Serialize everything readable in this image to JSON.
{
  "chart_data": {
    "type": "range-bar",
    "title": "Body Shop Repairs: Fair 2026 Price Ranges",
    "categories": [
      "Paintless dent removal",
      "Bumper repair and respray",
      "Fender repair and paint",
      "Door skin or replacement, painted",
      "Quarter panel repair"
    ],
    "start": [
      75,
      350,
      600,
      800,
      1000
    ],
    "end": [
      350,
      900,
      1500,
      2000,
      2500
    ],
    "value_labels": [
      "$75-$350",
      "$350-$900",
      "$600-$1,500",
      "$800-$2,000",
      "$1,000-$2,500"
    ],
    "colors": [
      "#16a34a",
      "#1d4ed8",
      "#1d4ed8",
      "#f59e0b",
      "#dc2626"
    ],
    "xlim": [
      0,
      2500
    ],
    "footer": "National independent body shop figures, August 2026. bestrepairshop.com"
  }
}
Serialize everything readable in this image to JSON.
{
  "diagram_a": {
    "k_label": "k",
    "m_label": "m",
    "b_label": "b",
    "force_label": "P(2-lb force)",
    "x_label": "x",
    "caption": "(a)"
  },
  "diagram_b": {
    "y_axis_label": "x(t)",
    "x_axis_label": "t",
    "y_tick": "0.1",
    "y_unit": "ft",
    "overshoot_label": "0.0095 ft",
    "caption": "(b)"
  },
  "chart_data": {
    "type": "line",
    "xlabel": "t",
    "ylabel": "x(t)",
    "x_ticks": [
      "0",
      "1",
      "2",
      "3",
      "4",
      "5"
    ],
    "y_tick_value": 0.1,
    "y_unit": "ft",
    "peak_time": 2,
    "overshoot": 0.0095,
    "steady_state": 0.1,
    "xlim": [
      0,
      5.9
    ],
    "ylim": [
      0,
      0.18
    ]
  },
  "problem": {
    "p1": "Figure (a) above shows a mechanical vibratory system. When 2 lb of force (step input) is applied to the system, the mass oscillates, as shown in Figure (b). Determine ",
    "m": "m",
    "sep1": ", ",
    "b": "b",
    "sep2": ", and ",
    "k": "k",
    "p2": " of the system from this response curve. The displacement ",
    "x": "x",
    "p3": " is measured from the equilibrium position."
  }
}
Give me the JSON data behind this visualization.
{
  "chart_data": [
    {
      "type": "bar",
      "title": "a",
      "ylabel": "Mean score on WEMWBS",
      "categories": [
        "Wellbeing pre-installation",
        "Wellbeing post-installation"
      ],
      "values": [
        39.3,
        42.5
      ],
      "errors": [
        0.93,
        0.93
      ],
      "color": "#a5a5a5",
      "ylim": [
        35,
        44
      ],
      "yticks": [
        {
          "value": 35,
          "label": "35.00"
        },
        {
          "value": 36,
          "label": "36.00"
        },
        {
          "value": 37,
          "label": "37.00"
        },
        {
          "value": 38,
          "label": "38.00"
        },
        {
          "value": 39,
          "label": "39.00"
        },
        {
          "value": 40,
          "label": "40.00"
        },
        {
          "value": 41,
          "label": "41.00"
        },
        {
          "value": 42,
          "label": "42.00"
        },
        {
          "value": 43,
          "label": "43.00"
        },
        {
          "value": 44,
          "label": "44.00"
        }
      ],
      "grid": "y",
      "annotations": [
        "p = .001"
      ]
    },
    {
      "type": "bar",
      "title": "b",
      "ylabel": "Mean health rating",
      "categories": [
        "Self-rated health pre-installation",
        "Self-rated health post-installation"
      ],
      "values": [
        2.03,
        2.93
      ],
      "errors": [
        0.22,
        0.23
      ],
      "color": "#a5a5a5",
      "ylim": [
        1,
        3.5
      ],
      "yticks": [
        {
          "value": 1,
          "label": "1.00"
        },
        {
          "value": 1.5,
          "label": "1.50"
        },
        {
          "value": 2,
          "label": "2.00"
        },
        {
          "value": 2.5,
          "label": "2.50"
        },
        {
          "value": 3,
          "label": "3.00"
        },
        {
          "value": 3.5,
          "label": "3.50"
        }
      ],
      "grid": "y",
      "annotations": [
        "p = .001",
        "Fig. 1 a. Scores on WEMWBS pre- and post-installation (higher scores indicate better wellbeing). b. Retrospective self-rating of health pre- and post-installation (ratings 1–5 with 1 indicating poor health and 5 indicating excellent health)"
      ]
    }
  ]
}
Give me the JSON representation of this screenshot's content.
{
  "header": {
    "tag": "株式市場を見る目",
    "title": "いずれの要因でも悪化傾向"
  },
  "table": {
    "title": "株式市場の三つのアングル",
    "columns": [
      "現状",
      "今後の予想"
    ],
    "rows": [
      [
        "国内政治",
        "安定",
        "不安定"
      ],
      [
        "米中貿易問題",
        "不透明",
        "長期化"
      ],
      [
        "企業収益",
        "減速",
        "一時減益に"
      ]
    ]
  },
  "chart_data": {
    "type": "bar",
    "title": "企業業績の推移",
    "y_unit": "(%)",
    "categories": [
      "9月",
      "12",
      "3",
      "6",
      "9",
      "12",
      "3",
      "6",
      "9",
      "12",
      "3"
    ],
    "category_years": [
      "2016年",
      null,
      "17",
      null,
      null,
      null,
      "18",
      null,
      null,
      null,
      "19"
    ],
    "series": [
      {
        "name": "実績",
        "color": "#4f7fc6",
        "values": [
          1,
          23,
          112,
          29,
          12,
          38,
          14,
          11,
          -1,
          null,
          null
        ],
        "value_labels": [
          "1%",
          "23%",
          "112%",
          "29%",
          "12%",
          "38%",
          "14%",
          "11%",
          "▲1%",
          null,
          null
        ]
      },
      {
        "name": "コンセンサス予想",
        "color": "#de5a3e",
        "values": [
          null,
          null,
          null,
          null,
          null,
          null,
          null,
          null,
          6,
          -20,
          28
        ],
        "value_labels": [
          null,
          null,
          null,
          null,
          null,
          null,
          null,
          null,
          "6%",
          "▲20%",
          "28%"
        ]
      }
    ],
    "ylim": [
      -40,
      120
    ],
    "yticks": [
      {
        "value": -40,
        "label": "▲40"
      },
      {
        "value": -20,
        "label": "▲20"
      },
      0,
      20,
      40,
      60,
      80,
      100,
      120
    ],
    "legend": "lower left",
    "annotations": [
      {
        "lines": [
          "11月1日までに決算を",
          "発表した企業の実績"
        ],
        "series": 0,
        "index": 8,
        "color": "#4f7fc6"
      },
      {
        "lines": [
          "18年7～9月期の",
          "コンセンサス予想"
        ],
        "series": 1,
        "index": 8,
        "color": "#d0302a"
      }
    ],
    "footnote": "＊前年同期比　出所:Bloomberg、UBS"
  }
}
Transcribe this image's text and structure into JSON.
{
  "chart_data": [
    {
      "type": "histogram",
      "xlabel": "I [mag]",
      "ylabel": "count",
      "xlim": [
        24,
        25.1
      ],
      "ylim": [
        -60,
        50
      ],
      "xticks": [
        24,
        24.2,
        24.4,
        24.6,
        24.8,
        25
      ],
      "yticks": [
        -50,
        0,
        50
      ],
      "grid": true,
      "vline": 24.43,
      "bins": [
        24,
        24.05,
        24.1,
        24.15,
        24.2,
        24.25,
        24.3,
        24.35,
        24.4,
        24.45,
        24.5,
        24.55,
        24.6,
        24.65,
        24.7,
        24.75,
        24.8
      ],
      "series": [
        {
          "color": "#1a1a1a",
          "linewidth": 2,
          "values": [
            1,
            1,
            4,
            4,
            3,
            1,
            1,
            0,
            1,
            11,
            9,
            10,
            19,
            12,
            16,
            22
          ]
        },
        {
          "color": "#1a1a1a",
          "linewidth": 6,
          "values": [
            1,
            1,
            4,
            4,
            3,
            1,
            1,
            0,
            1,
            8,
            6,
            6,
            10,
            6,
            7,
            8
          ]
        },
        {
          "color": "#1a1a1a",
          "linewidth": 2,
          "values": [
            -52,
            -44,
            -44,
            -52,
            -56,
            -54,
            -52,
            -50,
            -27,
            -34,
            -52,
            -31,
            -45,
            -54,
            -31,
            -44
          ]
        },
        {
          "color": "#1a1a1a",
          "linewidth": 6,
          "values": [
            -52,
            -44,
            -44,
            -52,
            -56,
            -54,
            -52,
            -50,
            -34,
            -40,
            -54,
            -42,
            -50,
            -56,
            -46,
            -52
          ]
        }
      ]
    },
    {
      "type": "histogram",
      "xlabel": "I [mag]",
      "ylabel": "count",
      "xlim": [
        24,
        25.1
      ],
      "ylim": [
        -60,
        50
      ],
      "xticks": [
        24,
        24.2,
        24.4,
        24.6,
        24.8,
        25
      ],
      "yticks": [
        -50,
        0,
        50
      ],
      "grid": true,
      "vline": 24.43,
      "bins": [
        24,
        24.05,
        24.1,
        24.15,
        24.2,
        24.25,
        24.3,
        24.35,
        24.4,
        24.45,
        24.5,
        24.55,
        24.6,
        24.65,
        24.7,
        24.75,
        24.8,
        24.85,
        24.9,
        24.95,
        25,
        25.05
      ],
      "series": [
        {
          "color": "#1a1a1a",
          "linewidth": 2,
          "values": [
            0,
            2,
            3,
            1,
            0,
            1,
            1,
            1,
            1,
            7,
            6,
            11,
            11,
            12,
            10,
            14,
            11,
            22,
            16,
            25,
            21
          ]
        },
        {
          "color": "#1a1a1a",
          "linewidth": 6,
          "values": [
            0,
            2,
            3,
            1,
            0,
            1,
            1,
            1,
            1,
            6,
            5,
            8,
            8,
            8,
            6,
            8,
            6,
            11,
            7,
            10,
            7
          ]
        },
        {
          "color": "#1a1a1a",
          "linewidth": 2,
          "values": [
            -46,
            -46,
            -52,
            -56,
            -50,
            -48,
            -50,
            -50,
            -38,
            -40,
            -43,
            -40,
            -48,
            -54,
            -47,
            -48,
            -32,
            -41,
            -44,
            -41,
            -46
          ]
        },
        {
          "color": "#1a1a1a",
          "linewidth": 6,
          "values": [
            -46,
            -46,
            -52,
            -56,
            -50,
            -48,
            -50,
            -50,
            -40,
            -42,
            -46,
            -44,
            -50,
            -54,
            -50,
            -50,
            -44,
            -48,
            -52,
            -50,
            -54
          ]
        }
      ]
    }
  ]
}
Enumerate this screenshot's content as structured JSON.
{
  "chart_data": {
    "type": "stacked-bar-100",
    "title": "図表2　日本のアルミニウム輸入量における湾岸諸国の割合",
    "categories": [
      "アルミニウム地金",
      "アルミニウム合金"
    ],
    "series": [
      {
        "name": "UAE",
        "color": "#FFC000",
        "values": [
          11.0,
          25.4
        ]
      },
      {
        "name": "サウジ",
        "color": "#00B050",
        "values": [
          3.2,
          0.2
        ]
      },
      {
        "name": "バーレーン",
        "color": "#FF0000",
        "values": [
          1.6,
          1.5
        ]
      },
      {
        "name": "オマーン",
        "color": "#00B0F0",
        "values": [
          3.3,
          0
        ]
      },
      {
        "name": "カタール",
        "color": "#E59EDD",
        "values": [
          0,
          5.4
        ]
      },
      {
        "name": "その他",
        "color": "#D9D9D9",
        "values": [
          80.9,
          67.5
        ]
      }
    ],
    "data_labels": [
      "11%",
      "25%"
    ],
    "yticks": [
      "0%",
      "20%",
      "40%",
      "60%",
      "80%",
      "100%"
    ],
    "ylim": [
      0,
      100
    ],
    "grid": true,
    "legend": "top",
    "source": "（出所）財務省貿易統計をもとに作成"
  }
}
####################
*TASK TO COMPLETE*: Locate the word "type" in the records and collect each line it appears in.

*SOLUTION BELOW*:
    "type": "range-bar",
    "type": "line",
      "type": "bar",
      "type": "bar",
    "type": "bar",
      "type": "histogram",
      "type": "histogram",
    "type": "stacked-bar-100",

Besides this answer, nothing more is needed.